» **Short problem 1**
Identify each line in the entries below that contains the string "frame", and copy those lines.

Sikotic, you the homie, dont believe this nonsense about the man changing.

The post 98 bullshit media reports will  have yall believe that there was this historic gathering initiated by courageous Israelis and the vanglorious William Clinton. Palestinians grudgingly coming along. There in Camp David, a wonderful offer was made of 97% of the West Bank. Arafat refused to, and then after storming out, he "chose a path of violence", "resorted to terrorism", "picked violence over peace", something to that effect, these journalists have great vocabularies u know.

Arafat since then has been vilified, the second intifada attributed to him, and its consistency since attributed to his support of it/lack of condemnation. Arafat is snubbed and called an "obstacle to peace" by Bush, while Sharon is getting state visits to Washington and hailed as a "man of Peace" by Bush (both are exact quotes). No more peace partner Arafat,  Road Map thrown out the window.

So what really happened?

Clinton in an effort to cement his legacy brought both sides to the table, and sought to enforce a solution. Barak then made this wonderful offer: A fragmented Palestinian state in half of Gaza and 97%of the West Bank. Military checkpoints? Oh, they stay. Israeli settlements? Oh, they stay and are considered a part of Israel. Doesnt that effect the sovereignity of Palestine you say? Why of course it does. Because roads leading to these settlements and checkpoints are controlled by Israel. Considering the depth and location of these settlements, and you have a fragmented state sliced up by settlements, checkpoints and roads. Foreign soveriegnity? Restricted.
Foreign Affairs? Controlled by Israel. This is not theories or lies, this is the nature of this offer. The only thing these fuckin newspapers will tell you about the offer was the eye catching 97% figure, Baraks "unprecedented" offer, and Arafats "torpedoing" the process.
Of course this fuckin offer was unprecedented. As opposed to the handfuls of shit youve been offering them for the last 50 years, a cup of cofee and a couple of guns would be unprecedented. In essence, as Chomsky and Finkelstein have pointed out, what we would have is a Bantustan, autonomous, fragmented, separated, paralyzed Palestinian ghetto. But hey, its a cheap market for Israeli goods!  :)

We would be discussing Arafats death 3 years ago, if he came home with this offer in his pocket. Would make Chamberlain and his letter of peace from Hitler seem trivial in comparison. Which leads us to the aftermath of this failed process, the second intifada attributed to an outright aggressive attempt by Arafat to reek mayhem and shed jewish blood in order to destroy the 3rd biggest nuclear power in the world. One cafe at a time right, ese?  :). Of course this explanation makes much more sense to logic-deprived quasi-conservative commentators (Hello, Englewood), then the simple fact that this fuckin pathetic excuse for a "peace" offer was THE BEST THEY COULD DO. This is under heavy American pressure to make some sort of a minor concession. If this is the best the Israelis were willing to accept, what the fuck do you want Palestinians to do? Launch a campaign of non violence? Boycott the buses? Million Arab march on Tel Aviv? Of course theyre gonna erupt and go all out, this is not war chump. This is not a fight between two countries, this is a population under ya routine military occupation times 100. This is erasing of an entire people. This is stealing of land, stealing of identity. This is eradication of a culture, this is renaming of villages, this is redrawing of citizenship, this is raping of women, this is indiscriminate killing of civilians, this is torture, this is genocide.

» **Data records**
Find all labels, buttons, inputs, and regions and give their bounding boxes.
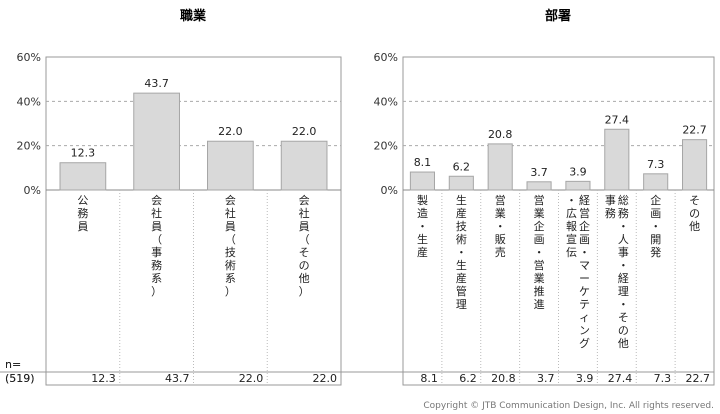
category-label: 製造・生産: [417, 193, 428, 259]
n-label: (519): [5, 372, 35, 385]
bar: [487, 143, 513, 191]
category-label: 公務員: [77, 194, 88, 233]
chart-title: 部署: [545, 8, 571, 24]
table-value: 3.9: [576, 372, 594, 385]
bar: [207, 140, 254, 191]
table-value: 7.3: [654, 372, 672, 385]
bar: [643, 173, 669, 191]
table-value: 8.1: [420, 372, 438, 385]
bar: [604, 128, 630, 191]
category-label: 経営企画・マーケティング・広報宣伝: [566, 194, 590, 350]
bar-value-label: 27.4: [605, 113, 630, 126]
bar-value-label: 22.0: [292, 125, 317, 138]
bar-value-label: 7.3: [647, 158, 665, 171]
bar-value-label: 12.3: [71, 147, 96, 160]
y-tick-label: 20%: [17, 140, 41, 153]
bar-value-label: 6.2: [453, 160, 471, 173]
table-value: 6.2: [459, 372, 477, 385]
n-header: n=: [5, 358, 21, 371]
category-label: 会社員（事務系）: [151, 194, 162, 298]
category-label: 生産技術・生産管理: [456, 193, 467, 311]
bar: [133, 92, 180, 191]
y-tick-label: 0%: [24, 184, 41, 197]
table-value: 22.0: [239, 372, 264, 385]
y-tick-label: 0%: [381, 184, 398, 197]
bar-value-label: 43.7: [144, 77, 169, 90]
bar: [448, 175, 474, 191]
table-value: 43.7: [165, 372, 190, 385]
category-label: 営業企画・営業推進: [534, 193, 545, 311]
bar-value-label: 22.0: [218, 125, 243, 138]
category-label: 営業・販売: [495, 193, 506, 259]
bar: [565, 180, 591, 191]
n-header: n=: [5, 358, 21, 371]
bar-value-label: 3.9: [569, 165, 587, 178]
bar: [59, 162, 107, 191]
y-tick-label: 60%: [17, 51, 41, 64]
chart-title: 職業: [180, 8, 207, 24]
y-tick-label: 60%: [374, 51, 398, 64]
bar-value-label: 3.7: [530, 166, 548, 179]
y-tick-label: 20%: [374, 140, 398, 153]
table-value: 3.7: [537, 372, 555, 385]
bar: [280, 140, 328, 191]
table-value: 20.8: [491, 372, 516, 385]
chart-panel-department: 部署 0% 20% 40% 60% n=(519) 8.1 8.1 製造・生産 6.2 6.2 生産技…: [0, 8, 715, 386]
category-label: 企画・開発: [650, 193, 661, 259]
n-label: (519): [5, 372, 35, 385]
bar: [409, 171, 435, 191]
chart-panel-occupation: 職業 0% 20% 40% 60% n=(519) 12.3 12.3 公務員 43.7 43.7 会…: [0, 8, 342, 386]
plot-frame: [402, 56, 715, 386]
bar-value-label: 20.8: [488, 128, 513, 141]
bar: [526, 181, 552, 191]
category-label: 会社員（その他）: [299, 194, 310, 298]
table-value: 22.0: [313, 372, 338, 385]
category-label: 総務・人事・経理・その他事務: [605, 193, 629, 350]
copyright-text: Copyright © JTB Communication Design, In…: [423, 401, 714, 411]
plot-frame: [45, 56, 342, 386]
y-tick-label: 40%: [374, 95, 398, 108]
table-value: 12.3: [91, 372, 116, 385]
table-value: 22.7: [686, 372, 711, 385]
bar-value-label: 8.1: [414, 156, 432, 169]
bar: [682, 139, 708, 191]
category-label: その他: [689, 194, 700, 233]
bar-value-label: 22.7: [682, 124, 707, 137]
table-value: 27.4: [608, 372, 633, 385]
y-tick-label: 40%: [17, 95, 41, 108]
category-label: 会社員（技術系）: [225, 194, 236, 298]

» **Short problem 2**
From the post about Arafat and Camp David above, set down everything from "Sikotic, you the" down to "vocabularies u know.".

» **Full output 1**
plot-frame: [402, 56, 715, 386]
plot-frame: [45, 56, 342, 386]

» **Full output 2**
Sikotic, you the homie, dont believe this nonsense about the man changing.

The post 98 bullshit media reports will  have yall believe that there was this historic gathering initiated by courageous Israelis and the vanglorious William Clinton. Palestinians grudgingly coming along. There in Camp David, a wonderful offer was made of 97% of the West Bank. Arafat refused to, and then after storming out, he "chose a path of violence", "resorted to terrorism", "picked violence over peace", something to that effect, these journalists have great vocabularies u know.